[start]
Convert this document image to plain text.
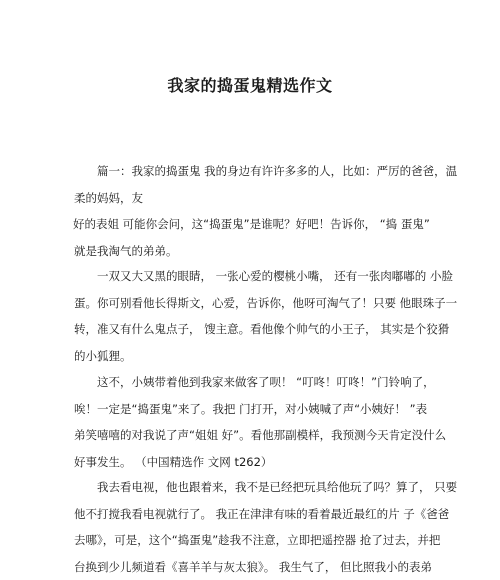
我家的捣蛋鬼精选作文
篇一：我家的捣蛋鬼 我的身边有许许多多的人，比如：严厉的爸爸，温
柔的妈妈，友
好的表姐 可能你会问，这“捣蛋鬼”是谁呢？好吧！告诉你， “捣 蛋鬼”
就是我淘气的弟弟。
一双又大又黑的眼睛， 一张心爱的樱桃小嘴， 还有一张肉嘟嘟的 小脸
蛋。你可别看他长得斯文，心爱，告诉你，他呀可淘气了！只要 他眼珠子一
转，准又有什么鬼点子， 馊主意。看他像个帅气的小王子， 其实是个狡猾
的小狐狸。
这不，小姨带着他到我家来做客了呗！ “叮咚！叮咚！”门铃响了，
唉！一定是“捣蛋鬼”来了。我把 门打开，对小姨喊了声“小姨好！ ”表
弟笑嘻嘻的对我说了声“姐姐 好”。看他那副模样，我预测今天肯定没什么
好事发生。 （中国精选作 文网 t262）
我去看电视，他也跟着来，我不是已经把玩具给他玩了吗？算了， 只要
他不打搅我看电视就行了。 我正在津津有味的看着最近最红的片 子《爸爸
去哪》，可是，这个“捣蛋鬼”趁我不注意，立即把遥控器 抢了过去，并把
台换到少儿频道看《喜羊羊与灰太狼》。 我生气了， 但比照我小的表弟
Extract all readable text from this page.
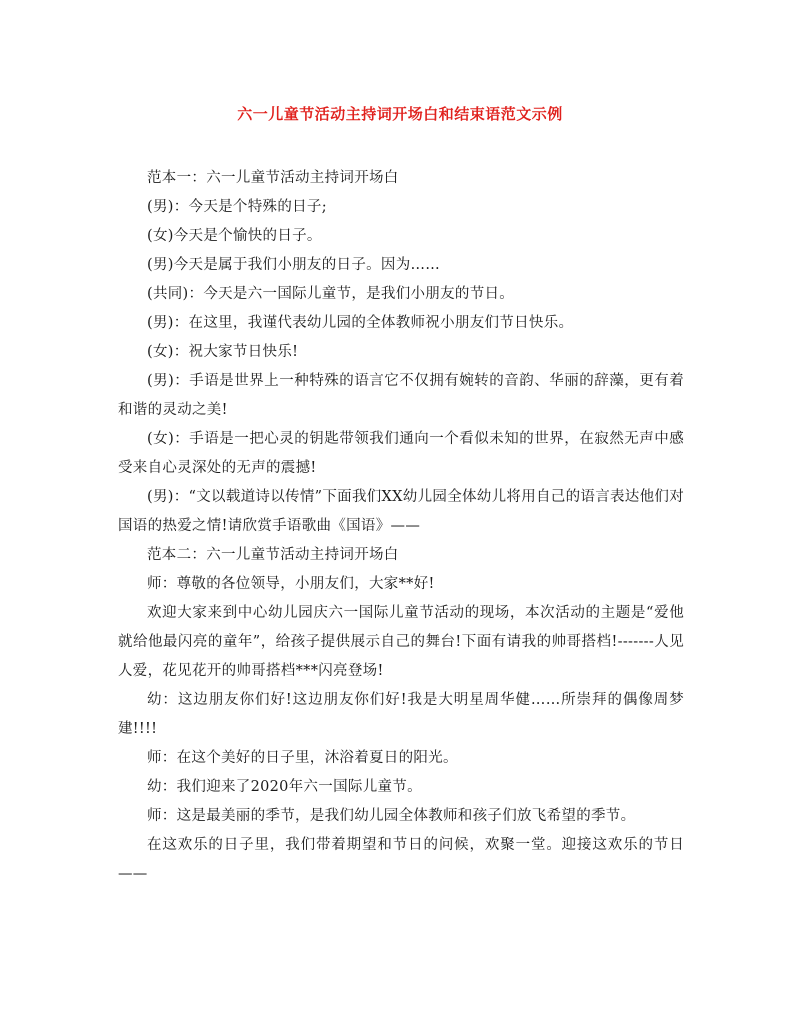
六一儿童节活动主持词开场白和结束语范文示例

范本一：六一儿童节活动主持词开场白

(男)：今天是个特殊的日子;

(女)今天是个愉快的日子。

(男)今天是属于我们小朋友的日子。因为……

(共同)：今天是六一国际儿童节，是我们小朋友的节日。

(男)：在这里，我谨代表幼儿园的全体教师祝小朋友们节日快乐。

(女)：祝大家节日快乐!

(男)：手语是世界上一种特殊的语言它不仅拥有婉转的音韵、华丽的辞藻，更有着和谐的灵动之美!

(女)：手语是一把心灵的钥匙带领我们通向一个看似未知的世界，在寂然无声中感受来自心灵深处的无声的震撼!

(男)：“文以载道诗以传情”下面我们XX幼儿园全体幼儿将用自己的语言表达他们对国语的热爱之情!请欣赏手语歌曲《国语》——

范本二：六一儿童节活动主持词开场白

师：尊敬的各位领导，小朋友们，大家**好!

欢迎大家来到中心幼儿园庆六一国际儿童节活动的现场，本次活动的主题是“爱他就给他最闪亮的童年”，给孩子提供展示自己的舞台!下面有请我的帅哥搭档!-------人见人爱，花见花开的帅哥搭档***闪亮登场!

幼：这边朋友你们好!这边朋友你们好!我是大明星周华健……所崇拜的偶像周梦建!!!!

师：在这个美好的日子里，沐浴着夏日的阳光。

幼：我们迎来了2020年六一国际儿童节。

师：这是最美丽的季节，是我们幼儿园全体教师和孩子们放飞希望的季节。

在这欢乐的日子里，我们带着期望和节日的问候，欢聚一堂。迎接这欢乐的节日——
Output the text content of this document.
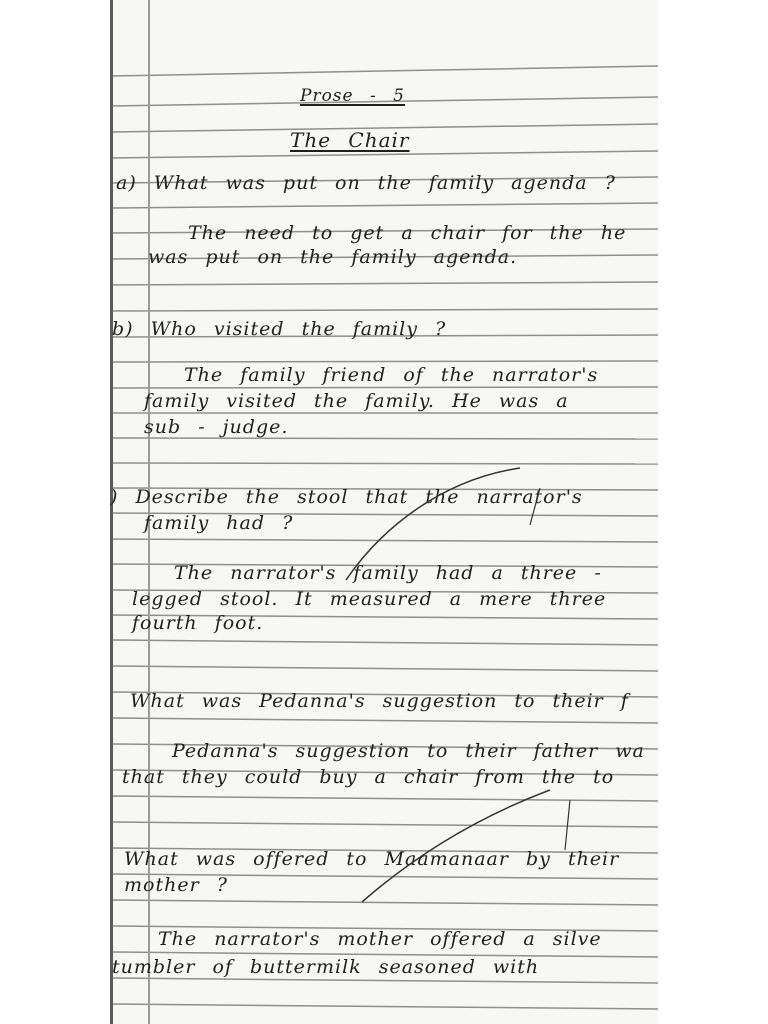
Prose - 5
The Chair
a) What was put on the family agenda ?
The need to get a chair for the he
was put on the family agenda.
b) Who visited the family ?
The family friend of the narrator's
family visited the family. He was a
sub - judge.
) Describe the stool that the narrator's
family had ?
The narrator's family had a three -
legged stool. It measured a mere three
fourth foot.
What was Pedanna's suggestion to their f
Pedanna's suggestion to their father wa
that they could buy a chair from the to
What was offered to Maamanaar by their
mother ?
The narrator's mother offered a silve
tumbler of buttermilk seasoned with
[end]
:: WRITTEN PROBLEM ::
Find the word "agenda" in the data and copy out each line where it turns up.

:: TASK RESPONSE ::
a) What was put on the family agenda ?
was put on the family agenda.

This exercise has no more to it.